Reproduce verbatim the portion of the material that opens with its first line and closes with the line containing "change-percent: (+1.57%) [629,974,740,1004]", including both of those lines.

(Excerpt from a dataset)
· · · · · · ·
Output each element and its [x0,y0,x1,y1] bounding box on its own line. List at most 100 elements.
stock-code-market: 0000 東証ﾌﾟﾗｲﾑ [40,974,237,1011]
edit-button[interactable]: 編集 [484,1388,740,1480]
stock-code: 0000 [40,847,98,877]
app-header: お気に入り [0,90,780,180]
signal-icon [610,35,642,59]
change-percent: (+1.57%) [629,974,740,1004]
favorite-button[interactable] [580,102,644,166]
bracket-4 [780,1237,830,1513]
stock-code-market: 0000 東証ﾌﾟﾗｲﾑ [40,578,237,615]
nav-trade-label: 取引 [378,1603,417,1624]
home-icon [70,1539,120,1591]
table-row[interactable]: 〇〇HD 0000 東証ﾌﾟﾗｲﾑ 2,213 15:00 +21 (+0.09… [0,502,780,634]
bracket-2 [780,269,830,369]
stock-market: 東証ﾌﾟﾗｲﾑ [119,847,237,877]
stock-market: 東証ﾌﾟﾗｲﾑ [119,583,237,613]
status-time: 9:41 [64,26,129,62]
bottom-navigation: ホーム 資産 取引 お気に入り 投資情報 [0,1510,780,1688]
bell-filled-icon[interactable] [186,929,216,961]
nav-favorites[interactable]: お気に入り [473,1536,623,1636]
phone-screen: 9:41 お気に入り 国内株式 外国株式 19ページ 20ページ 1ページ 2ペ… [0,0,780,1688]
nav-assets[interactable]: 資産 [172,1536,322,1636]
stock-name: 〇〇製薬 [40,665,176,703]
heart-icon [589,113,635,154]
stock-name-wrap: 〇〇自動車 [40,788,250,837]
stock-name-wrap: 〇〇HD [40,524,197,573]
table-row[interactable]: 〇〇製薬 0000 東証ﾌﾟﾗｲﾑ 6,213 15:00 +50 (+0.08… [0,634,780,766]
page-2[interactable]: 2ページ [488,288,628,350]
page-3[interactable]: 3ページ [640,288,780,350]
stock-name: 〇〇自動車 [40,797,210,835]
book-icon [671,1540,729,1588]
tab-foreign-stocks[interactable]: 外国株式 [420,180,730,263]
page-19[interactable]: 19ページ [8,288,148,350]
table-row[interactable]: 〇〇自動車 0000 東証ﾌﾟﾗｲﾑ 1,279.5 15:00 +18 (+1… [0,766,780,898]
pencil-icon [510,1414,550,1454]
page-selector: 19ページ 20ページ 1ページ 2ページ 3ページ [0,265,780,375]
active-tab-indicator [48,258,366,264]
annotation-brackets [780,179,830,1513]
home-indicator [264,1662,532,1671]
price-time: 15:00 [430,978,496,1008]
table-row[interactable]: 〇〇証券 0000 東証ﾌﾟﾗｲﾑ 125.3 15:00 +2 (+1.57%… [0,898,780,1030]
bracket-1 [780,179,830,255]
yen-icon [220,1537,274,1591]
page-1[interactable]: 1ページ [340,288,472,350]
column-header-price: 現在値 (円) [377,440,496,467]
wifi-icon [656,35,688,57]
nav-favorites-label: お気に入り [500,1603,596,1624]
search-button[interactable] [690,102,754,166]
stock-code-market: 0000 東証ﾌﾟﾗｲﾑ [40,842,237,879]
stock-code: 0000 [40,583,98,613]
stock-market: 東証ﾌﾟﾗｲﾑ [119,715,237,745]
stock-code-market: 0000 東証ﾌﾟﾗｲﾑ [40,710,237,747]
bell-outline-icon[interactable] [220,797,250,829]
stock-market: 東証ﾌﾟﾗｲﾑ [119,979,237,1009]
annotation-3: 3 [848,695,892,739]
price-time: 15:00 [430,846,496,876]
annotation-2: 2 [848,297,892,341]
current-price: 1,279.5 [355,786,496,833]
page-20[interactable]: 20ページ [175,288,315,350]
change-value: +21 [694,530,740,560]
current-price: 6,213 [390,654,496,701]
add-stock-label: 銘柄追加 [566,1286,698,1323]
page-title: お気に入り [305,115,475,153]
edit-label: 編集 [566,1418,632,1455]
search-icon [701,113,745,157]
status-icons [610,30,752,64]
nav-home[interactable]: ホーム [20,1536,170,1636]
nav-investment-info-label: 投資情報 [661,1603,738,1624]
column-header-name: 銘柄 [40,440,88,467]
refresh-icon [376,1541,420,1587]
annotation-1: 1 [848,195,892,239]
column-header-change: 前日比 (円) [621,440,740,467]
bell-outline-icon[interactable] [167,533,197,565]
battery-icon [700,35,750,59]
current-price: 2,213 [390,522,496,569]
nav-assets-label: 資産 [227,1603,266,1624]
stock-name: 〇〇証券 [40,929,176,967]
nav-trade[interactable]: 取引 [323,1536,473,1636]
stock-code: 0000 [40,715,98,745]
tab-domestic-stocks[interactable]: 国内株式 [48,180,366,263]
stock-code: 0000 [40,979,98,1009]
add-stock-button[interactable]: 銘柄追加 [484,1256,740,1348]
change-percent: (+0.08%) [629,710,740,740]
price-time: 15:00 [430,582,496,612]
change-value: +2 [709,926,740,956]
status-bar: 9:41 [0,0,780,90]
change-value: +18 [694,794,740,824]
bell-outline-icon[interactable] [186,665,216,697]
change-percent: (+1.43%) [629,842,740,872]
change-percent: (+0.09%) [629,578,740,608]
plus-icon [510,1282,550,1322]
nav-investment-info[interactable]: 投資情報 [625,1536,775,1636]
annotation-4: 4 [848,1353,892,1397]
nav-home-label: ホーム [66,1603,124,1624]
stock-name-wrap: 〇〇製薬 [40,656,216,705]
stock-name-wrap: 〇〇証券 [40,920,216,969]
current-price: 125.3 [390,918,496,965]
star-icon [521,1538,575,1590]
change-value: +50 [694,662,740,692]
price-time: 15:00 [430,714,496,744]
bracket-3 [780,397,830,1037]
· · · · · · ·
* Exercise result:
Output each element and its [x0,y0,x1,y1] bounding box on its own line. List at most 100 elements.
stock-code-market: 0000 東証ﾌﾟﾗｲﾑ [40,974,237,1011]
edit-button[interactable]: 編集 [484,1388,740,1480]
stock-code: 0000 [40,847,98,877]
app-header: お気に入り [0,90,780,180]
signal-icon [610,35,642,59]
change-percent: (+1.57%) [629,974,740,1004]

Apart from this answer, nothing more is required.